** Source information follows **

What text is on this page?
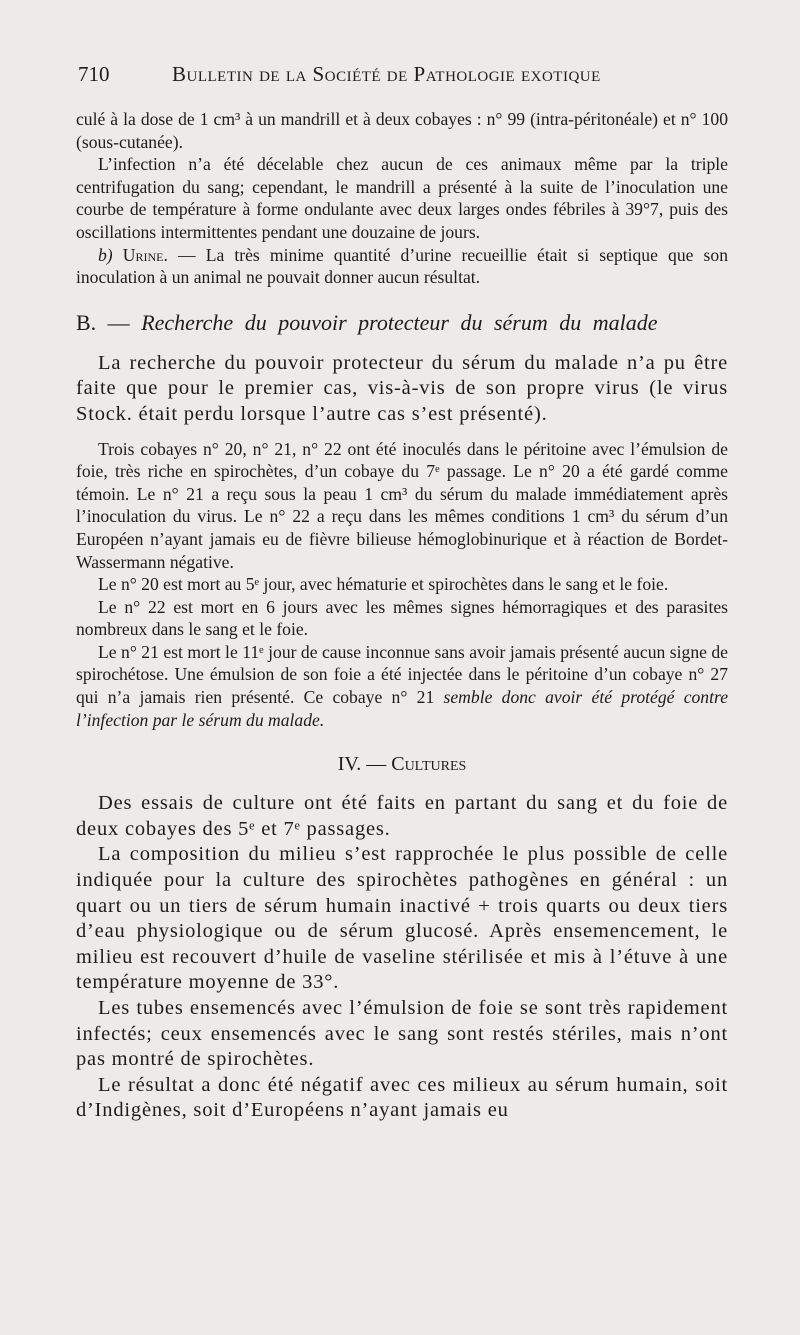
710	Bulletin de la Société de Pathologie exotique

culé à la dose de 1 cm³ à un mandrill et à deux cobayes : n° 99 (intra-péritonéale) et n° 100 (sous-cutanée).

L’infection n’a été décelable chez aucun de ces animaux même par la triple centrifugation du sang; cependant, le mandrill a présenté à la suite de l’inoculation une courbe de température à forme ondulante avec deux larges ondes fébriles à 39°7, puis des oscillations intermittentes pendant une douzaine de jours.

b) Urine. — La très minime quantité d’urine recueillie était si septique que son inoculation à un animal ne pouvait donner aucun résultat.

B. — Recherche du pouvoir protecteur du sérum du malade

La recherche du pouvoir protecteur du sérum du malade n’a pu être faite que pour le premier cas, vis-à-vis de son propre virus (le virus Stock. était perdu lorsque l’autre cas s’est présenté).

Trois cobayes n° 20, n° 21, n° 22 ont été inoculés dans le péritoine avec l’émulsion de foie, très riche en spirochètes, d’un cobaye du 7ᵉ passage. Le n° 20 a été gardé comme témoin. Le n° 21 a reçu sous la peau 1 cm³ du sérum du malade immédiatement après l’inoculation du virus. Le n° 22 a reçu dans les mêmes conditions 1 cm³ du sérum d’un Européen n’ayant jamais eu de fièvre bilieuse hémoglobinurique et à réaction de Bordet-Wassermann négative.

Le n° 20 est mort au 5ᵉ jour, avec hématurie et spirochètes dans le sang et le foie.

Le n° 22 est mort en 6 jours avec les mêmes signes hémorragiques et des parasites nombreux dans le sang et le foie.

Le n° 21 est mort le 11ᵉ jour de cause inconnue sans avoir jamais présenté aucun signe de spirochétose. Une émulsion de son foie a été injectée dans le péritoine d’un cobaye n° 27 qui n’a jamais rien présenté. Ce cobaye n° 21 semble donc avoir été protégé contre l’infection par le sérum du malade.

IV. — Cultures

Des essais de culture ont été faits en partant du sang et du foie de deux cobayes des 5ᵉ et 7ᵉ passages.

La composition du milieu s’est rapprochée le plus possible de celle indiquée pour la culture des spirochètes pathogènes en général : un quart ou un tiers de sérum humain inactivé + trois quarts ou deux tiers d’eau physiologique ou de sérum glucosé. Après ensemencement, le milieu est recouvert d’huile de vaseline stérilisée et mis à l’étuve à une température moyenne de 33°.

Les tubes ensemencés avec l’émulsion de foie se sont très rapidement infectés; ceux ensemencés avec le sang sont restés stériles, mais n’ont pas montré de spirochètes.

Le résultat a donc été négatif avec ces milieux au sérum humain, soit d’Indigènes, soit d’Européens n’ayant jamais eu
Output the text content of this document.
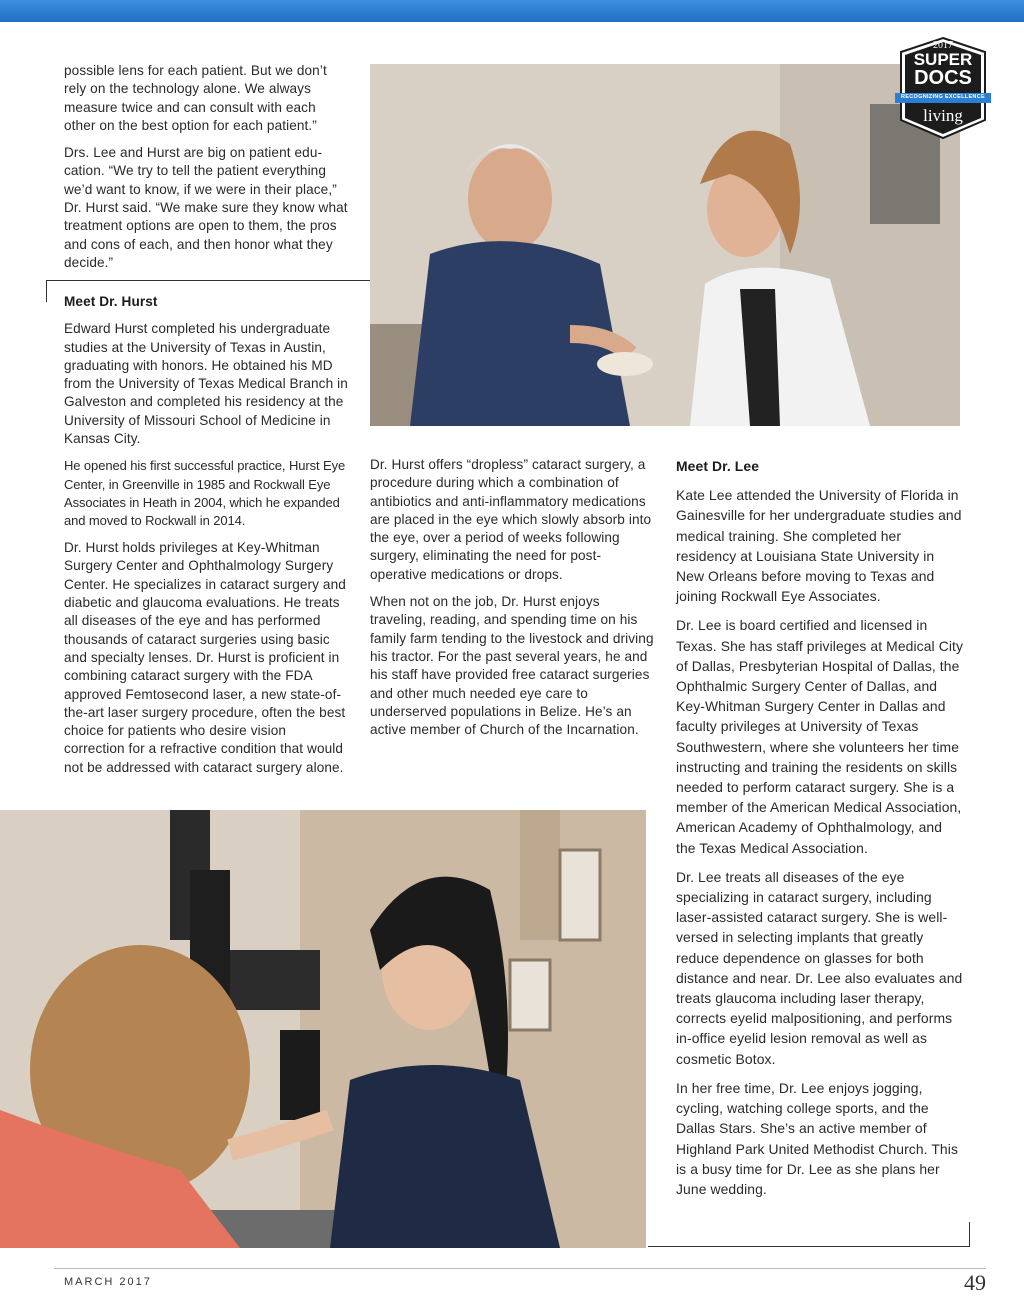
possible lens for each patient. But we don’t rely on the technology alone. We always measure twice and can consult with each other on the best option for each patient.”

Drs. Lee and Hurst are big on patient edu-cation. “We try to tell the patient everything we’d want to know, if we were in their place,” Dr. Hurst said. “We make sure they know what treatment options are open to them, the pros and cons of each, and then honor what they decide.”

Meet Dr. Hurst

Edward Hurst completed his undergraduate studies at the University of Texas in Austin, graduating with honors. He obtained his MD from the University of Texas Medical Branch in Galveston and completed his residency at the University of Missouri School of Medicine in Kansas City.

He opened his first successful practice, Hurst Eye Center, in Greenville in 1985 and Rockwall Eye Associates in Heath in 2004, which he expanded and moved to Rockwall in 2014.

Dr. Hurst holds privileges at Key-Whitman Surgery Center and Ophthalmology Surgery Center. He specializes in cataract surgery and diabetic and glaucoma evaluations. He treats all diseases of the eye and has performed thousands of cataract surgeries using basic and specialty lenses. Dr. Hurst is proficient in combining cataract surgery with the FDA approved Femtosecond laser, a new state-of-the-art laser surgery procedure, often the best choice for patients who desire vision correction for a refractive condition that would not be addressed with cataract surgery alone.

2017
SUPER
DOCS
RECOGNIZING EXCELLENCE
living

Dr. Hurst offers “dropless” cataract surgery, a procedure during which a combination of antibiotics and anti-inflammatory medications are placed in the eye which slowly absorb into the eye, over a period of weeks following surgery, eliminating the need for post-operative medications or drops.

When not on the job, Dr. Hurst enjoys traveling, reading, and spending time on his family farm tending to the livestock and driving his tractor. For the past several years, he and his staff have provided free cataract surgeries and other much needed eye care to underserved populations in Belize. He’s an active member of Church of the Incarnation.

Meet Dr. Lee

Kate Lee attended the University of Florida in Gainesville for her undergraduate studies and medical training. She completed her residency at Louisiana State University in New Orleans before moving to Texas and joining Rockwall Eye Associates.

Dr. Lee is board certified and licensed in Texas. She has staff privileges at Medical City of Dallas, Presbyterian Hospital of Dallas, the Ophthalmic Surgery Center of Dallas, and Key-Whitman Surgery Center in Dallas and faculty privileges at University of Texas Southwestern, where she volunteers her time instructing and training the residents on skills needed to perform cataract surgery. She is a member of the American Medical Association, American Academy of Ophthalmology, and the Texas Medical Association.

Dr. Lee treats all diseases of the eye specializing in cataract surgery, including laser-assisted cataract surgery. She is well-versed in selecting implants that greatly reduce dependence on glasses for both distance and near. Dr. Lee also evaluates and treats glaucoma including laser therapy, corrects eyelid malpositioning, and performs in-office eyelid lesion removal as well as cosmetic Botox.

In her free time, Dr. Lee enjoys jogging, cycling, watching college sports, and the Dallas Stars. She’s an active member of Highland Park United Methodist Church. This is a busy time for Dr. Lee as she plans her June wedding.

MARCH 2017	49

** End of Source information **
** Source information follows **

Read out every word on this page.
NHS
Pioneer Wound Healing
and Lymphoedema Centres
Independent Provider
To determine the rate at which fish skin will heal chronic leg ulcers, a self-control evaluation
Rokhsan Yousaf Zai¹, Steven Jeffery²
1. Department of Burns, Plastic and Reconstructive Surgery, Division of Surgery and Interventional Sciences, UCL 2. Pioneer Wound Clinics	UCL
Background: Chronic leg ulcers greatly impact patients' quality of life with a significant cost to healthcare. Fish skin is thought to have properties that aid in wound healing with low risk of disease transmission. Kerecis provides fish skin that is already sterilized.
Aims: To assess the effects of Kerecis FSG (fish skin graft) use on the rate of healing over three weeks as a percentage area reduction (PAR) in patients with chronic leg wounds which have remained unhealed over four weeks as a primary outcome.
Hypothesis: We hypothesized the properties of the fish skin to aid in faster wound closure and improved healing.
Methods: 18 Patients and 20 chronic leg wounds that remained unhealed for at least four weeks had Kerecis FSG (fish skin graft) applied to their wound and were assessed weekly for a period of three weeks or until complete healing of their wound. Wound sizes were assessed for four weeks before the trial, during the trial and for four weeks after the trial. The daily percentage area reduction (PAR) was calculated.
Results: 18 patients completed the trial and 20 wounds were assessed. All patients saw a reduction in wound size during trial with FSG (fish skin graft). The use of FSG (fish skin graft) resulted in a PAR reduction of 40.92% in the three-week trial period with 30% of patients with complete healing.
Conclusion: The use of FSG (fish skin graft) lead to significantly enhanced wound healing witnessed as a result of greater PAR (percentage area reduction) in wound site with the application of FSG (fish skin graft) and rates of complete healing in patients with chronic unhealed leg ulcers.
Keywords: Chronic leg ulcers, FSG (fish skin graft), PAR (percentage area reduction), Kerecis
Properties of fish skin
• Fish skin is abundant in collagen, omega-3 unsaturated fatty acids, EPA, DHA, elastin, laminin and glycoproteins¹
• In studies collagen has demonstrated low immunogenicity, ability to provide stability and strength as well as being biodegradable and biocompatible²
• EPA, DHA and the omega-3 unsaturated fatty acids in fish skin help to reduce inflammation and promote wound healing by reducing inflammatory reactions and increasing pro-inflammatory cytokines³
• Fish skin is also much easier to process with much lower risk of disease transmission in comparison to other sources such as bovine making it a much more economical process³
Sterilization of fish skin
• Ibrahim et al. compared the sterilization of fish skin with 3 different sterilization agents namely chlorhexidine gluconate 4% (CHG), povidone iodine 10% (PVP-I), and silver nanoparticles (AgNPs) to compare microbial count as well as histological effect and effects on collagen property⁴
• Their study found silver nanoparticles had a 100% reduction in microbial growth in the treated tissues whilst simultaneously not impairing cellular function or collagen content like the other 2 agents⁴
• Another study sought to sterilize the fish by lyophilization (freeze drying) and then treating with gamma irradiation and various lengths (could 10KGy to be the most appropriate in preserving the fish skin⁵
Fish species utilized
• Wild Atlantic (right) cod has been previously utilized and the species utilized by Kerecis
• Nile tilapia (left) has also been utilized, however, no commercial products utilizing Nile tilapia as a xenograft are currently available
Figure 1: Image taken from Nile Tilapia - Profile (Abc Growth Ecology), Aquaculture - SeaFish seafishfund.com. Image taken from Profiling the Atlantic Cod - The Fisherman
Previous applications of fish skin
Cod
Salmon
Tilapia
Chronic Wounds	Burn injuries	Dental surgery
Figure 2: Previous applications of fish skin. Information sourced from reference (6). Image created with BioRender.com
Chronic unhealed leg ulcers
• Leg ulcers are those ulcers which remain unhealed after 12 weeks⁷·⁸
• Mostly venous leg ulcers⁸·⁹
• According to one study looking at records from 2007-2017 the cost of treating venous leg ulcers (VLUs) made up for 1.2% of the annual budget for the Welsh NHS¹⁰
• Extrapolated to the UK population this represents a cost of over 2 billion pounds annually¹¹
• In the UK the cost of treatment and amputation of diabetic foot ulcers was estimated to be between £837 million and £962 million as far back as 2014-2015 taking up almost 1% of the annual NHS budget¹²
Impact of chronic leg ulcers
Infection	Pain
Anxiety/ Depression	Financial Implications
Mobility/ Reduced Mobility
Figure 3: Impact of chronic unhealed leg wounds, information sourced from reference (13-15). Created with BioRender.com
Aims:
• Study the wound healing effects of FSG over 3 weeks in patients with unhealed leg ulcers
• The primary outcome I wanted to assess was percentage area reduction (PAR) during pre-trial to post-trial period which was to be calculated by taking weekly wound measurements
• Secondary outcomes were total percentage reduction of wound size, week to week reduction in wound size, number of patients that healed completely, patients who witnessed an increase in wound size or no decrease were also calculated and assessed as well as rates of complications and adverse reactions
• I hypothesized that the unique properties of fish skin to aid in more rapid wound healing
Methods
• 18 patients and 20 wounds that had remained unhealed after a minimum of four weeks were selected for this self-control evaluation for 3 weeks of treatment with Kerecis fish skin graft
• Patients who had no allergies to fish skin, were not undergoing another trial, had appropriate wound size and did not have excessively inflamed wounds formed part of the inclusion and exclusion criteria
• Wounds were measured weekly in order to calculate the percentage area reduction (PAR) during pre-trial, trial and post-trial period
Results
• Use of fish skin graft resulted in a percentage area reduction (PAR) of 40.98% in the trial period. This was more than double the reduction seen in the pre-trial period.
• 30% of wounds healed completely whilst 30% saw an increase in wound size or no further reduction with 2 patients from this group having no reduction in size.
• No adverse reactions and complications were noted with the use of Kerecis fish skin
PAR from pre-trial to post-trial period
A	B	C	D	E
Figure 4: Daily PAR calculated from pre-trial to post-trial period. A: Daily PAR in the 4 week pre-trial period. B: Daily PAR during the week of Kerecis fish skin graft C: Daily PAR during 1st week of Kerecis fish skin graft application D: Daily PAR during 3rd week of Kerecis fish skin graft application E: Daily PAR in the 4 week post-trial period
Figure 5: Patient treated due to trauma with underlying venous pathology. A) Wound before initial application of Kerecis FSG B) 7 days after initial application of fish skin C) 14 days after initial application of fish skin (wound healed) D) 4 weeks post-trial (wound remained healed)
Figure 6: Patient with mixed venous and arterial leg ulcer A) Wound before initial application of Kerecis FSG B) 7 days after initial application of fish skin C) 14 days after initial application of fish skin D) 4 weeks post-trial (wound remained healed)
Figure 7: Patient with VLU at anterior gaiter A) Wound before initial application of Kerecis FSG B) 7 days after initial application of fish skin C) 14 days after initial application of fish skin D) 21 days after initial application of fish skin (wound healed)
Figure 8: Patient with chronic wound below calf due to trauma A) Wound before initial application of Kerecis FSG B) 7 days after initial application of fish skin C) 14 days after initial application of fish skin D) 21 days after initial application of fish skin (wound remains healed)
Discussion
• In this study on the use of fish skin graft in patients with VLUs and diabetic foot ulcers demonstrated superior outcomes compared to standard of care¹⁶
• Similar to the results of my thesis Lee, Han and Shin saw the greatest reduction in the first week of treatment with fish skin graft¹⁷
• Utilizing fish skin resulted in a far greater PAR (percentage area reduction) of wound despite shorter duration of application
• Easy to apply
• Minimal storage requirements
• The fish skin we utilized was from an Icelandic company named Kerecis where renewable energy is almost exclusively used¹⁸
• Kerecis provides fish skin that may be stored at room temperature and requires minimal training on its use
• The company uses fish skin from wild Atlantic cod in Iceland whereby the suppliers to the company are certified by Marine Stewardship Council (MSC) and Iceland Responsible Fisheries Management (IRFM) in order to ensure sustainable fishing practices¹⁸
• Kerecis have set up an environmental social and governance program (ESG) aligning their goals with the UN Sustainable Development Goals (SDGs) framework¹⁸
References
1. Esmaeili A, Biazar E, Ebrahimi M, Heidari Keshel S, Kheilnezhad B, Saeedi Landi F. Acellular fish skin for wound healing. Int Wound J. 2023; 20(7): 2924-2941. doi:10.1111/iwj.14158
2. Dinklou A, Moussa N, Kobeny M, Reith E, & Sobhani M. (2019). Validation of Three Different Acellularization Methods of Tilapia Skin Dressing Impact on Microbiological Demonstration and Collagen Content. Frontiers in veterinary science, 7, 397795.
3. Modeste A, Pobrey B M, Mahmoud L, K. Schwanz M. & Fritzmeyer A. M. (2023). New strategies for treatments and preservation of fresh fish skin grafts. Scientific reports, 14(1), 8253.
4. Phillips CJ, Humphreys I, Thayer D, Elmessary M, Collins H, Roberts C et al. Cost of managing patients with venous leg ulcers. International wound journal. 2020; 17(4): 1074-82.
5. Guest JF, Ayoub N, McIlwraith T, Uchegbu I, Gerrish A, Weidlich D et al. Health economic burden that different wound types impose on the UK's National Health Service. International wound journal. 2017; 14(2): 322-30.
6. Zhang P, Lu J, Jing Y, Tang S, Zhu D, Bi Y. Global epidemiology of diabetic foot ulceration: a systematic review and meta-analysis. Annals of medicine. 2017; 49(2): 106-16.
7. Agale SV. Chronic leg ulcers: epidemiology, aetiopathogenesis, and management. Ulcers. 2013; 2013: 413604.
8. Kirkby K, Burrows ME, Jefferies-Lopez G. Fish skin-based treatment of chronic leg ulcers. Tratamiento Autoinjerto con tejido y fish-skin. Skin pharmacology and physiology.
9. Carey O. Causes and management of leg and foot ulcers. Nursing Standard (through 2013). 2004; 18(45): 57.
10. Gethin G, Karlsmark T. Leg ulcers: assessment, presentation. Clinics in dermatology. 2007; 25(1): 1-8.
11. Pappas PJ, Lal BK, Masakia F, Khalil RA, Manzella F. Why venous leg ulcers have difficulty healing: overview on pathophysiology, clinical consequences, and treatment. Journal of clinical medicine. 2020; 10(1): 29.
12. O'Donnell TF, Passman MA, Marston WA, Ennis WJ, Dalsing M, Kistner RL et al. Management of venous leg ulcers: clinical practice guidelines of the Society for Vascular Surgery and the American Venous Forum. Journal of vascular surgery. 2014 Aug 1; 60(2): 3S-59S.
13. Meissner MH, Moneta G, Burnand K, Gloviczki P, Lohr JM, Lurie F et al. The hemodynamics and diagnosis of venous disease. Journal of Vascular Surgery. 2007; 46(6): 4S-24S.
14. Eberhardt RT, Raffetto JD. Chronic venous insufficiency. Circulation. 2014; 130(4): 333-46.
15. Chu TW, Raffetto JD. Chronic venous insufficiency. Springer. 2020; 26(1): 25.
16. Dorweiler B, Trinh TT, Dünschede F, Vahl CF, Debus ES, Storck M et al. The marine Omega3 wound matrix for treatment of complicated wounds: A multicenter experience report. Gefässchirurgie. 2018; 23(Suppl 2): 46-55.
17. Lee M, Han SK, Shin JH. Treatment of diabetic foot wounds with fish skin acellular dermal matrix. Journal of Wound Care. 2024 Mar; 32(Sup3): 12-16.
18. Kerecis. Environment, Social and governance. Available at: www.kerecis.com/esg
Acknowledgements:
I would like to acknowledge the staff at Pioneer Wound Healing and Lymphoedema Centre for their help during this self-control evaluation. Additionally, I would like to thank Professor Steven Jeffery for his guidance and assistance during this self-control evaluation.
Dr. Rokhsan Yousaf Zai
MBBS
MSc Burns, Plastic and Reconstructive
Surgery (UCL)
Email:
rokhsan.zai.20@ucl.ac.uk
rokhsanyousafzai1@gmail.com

** End of Source information **

Prompt »
Give the number of lines above in which the word "remained" appears, and nothing more.

Response below »
5